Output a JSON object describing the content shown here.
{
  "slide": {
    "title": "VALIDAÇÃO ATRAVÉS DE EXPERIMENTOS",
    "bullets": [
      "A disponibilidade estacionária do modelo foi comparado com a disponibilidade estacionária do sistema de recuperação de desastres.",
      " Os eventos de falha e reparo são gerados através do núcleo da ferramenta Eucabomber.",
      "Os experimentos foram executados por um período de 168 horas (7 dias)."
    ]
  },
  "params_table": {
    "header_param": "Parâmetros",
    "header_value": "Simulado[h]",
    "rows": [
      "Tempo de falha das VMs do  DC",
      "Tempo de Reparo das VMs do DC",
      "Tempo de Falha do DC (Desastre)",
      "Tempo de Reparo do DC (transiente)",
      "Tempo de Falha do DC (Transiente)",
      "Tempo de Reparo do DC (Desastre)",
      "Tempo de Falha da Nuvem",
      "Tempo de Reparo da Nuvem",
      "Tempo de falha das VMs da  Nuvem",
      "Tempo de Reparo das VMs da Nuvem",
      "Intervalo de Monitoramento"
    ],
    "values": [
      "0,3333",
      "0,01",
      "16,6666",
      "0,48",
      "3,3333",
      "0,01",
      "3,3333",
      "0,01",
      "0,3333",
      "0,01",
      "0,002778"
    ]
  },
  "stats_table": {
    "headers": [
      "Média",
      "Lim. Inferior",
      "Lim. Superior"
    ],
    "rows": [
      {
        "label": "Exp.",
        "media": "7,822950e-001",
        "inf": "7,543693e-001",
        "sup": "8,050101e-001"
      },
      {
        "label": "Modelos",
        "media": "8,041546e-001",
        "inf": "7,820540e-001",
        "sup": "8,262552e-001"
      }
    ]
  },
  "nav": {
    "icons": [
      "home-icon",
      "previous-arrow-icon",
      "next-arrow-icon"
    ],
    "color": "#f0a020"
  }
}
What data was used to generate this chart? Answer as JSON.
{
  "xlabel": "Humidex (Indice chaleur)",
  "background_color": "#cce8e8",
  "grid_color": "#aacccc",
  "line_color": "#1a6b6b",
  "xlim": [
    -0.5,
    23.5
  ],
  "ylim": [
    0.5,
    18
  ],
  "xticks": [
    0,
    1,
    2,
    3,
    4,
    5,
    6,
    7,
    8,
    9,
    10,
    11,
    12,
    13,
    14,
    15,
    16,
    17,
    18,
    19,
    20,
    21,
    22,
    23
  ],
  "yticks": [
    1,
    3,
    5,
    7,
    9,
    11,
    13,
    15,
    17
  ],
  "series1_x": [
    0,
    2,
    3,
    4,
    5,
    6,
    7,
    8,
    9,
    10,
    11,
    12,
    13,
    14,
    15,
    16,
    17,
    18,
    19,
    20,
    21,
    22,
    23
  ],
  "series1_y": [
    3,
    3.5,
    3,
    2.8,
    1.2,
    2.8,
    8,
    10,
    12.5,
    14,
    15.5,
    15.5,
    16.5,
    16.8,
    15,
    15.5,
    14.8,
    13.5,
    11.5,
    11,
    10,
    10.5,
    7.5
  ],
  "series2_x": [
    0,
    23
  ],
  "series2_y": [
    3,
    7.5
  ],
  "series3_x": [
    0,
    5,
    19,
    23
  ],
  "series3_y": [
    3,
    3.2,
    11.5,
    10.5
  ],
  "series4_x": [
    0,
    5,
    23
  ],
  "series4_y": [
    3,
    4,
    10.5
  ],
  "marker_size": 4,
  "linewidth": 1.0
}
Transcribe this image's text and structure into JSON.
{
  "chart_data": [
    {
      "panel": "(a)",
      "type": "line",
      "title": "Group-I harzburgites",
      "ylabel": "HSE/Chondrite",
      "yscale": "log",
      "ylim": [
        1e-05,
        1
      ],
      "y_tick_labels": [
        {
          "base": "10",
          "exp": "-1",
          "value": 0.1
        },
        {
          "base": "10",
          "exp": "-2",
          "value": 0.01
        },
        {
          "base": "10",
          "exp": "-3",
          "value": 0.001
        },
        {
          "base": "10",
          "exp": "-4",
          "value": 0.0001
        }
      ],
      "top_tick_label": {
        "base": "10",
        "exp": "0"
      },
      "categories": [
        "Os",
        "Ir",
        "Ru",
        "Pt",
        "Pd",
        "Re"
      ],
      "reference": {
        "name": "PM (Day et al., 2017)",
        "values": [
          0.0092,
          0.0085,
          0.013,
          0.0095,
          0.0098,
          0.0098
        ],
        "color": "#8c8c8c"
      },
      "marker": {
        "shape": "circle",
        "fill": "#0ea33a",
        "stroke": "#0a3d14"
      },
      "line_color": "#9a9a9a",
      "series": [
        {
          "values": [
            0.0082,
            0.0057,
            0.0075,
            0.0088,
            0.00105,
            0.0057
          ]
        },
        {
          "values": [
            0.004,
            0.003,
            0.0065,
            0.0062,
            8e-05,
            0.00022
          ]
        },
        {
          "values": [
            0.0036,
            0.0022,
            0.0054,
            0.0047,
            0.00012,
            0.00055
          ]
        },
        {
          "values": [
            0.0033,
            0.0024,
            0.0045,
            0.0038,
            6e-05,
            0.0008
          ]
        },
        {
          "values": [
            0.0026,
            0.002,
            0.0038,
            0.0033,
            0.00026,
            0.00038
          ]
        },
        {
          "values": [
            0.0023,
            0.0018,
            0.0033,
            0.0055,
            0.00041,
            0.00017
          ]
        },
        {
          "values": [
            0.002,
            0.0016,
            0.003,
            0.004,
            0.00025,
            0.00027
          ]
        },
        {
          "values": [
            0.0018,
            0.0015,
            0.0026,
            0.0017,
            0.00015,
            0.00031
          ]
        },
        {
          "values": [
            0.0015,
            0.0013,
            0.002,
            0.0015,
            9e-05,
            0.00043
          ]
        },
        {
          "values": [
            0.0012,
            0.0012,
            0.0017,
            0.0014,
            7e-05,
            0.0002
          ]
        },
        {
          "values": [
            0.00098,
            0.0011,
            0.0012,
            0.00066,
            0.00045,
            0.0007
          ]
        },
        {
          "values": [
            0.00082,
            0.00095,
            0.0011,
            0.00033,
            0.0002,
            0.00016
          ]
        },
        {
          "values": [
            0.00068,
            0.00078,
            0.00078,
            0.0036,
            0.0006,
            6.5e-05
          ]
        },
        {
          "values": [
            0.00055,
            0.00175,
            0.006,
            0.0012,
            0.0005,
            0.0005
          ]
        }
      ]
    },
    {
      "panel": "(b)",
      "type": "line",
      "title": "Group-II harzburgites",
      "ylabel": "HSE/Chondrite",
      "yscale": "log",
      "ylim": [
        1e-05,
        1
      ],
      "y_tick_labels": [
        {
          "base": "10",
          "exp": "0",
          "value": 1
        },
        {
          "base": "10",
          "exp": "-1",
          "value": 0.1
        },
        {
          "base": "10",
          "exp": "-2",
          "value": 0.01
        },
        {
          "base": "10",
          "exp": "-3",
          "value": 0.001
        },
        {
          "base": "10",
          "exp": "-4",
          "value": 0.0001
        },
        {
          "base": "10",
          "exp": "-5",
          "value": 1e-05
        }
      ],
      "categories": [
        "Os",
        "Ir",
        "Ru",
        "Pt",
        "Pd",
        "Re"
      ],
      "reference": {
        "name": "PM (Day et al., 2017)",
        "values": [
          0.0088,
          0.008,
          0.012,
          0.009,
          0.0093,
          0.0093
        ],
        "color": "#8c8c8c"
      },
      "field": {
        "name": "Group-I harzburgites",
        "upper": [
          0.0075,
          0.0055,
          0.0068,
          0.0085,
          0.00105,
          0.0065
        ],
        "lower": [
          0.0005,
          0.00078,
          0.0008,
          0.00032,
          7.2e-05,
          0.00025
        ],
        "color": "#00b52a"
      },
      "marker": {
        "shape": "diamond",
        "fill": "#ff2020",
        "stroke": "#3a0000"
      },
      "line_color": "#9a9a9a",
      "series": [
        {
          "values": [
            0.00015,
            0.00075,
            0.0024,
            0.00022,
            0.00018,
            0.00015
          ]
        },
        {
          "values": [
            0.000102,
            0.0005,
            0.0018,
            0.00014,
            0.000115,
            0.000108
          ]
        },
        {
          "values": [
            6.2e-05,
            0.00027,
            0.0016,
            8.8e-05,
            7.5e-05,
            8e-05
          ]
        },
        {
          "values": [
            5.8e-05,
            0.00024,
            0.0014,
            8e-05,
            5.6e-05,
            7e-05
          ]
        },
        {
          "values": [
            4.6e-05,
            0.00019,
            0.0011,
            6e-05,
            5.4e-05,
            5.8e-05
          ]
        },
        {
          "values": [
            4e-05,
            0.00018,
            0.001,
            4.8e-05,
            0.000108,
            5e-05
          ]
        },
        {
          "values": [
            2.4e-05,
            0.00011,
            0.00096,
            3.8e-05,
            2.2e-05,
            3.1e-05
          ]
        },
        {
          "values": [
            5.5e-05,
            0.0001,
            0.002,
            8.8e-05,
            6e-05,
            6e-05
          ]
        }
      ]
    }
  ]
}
======
▶ Task description
Pull every line containing "Tempo" out of the data above.

▶ Reply
      "Tempo de falha das VMs do  DC",
      "Tempo de Reparo das VMs do DC",
      "Tempo de Falha do DC (Desastre)",
      "Tempo de Reparo do DC (transiente)",
      "Tempo de Falha do DC (Transiente)",
      "Tempo de Reparo do DC (Desastre)",
      "Tempo de Falha da Nuvem",
      "Tempo de Reparo da Nuvem",
      "Tempo de falha das VMs da  Nuvem",
      "Tempo de Reparo das VMs da Nuvem",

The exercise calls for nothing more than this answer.